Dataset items
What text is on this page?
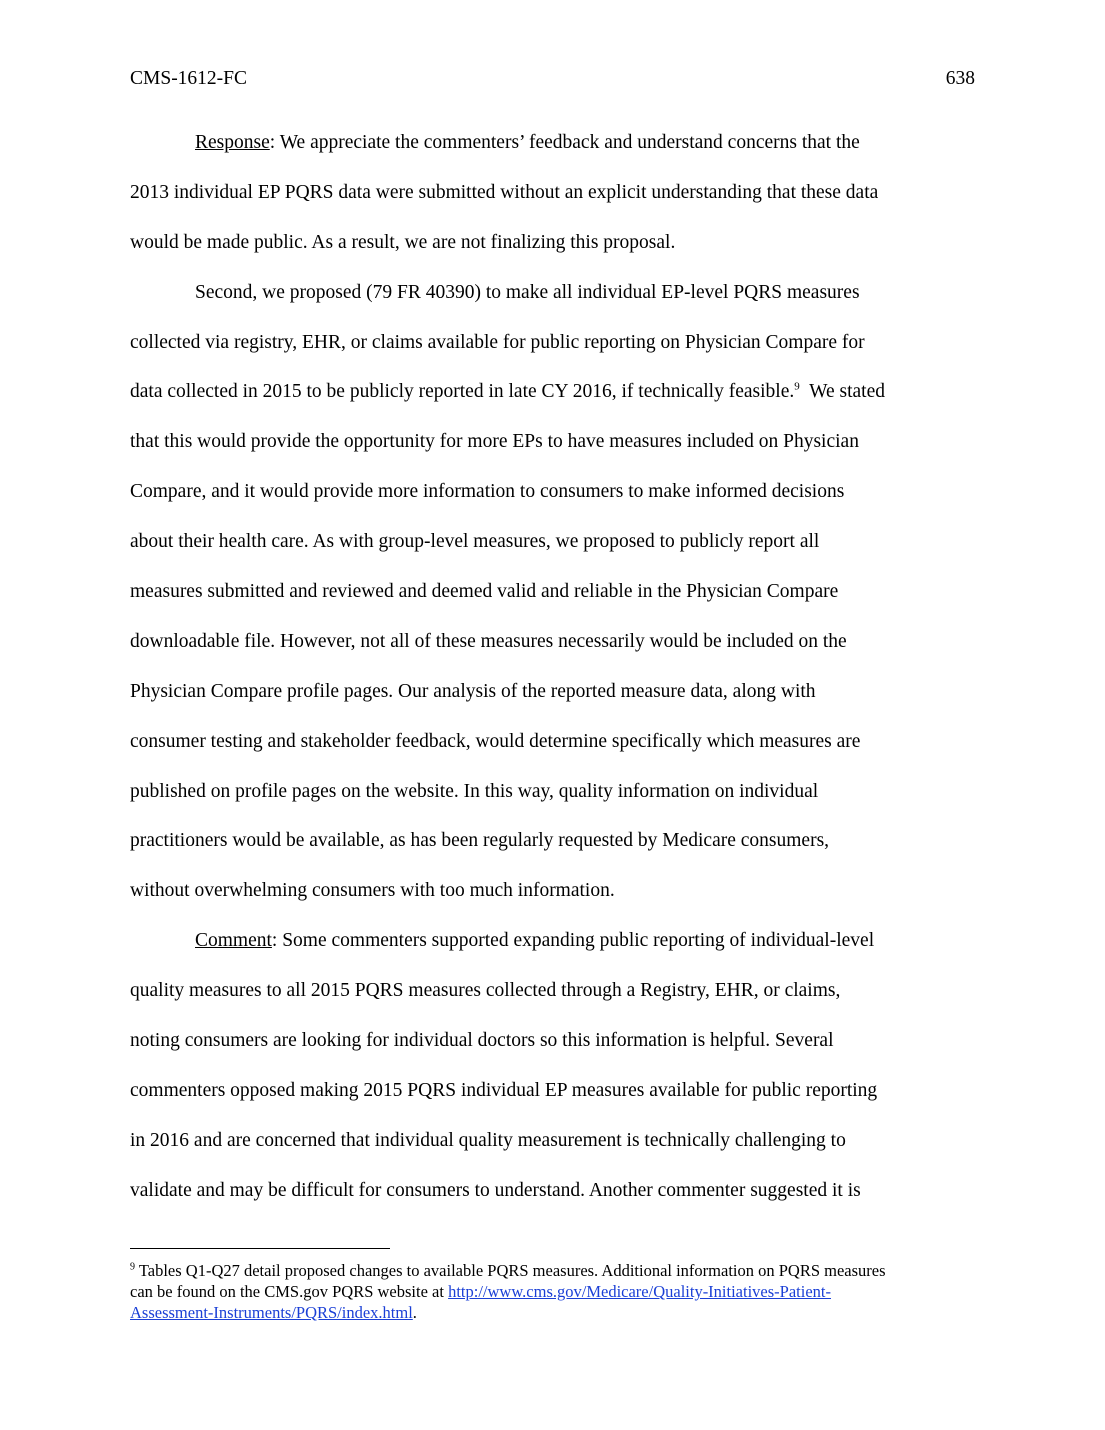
CMS-1612-FC	638
Response: We appreciate the commenters’ feedback and understand concerns that the
2013 individual EP PQRS data were submitted without an explicit understanding that these data
would be made public. As a result, we are not finalizing this proposal.
Second, we proposed (79 FR 40390) to make all individual EP-level PQRS measures
collected via registry, EHR, or claims available for public reporting on Physician Compare for
data collected in 2015 to be publicly reported in late CY 2016, if technically feasible.$^9$  We stated
that this would provide the opportunity for more EPs to have measures included on Physician
Compare, and it would provide more information to consumers to make informed decisions
about their health care. As with group-level measures, we proposed to publicly report all
measures submitted and reviewed and deemed valid and reliable in the Physician Compare
downloadable file. However, not all of these measures necessarily would be included on the
Physician Compare profile pages. Our analysis of the reported measure data, along with
consumer testing and stakeholder feedback, would determine specifically which measures are
published on profile pages on the website. In this way, quality information on individual
practitioners would be available, as has been regularly requested by Medicare consumers,
without overwhelming consumers with too much information.
Comment: Some commenters supported expanding public reporting of individual-level
quality measures to all 2015 PQRS measures collected through a Registry, EHR, or claims,
noting consumers are looking for individual doctors so this information is helpful. Several
commenters opposed making 2015 PQRS individual EP measures available for public reporting
in 2016 and are concerned that individual quality measurement is technically challenging to
validate and may be difficult for consumers to understand. Another commenter suggested it is
$^9$ Tables Q1-Q27 detail proposed changes to available PQRS measures. Additional information on PQRS measures
can be found on the CMS.gov PQRS website at http://www.cms.gov/Medicare/Quality-Initiatives-Patient-
Assessment-Instruments/PQRS/index.html.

# [Directions]
Reproduce the data word for word, excluding its pictures.

# [Exercise answer]
What text is on this page?
CMS-1612-FC	638
Response: We appreciate the commenters’ feedback and understand concerns that the
2013 individual EP PQRS data were submitted without an explicit understanding that these data
would be made public. As a result, we are not finalizing this proposal.
Second, we proposed (79 FR 40390) to make all individual EP-level PQRS measures
collected via registry, EHR, or claims available for public reporting on Physician Compare for
data collected in 2015 to be publicly reported in late CY 2016, if technically feasible.$^9$  We stated
that this would provide the opportunity for more EPs to have measures included on Physician
Compare, and it would provide more information to consumers to make informed decisions
about their health care. As with group-level measures, we proposed to publicly report all
measures submitted and reviewed and deemed valid and reliable in the Physician Compare
downloadable file. However, not all of these measures necessarily would be included on the
Physician Compare profile pages. Our analysis of the reported measure data, along with
consumer testing and stakeholder feedback, would determine specifically which measures are
published on profile pages on the website. In this way, quality information on individual
practitioners would be available, as has been regularly requested by Medicare consumers,
without overwhelming consumers with too much information.
Comment: Some commenters supported expanding public reporting of individual-level
quality measures to all 2015 PQRS measures collected through a Registry, EHR, or claims,
noting consumers are looking for individual doctors so this information is helpful. Several
commenters opposed making 2015 PQRS individual EP measures available for public reporting
in 2016 and are concerned that individual quality measurement is technically challenging to
validate and may be difficult for consumers to understand. Another commenter suggested it is
$^9$ Tables Q1-Q27 detail proposed changes to available PQRS measures. Additional information on PQRS measures
can be found on the CMS.gov PQRS website at http://www.cms.gov/Medicare/Quality-Initiatives-Patient-
Assessment-Instruments/PQRS/index.html.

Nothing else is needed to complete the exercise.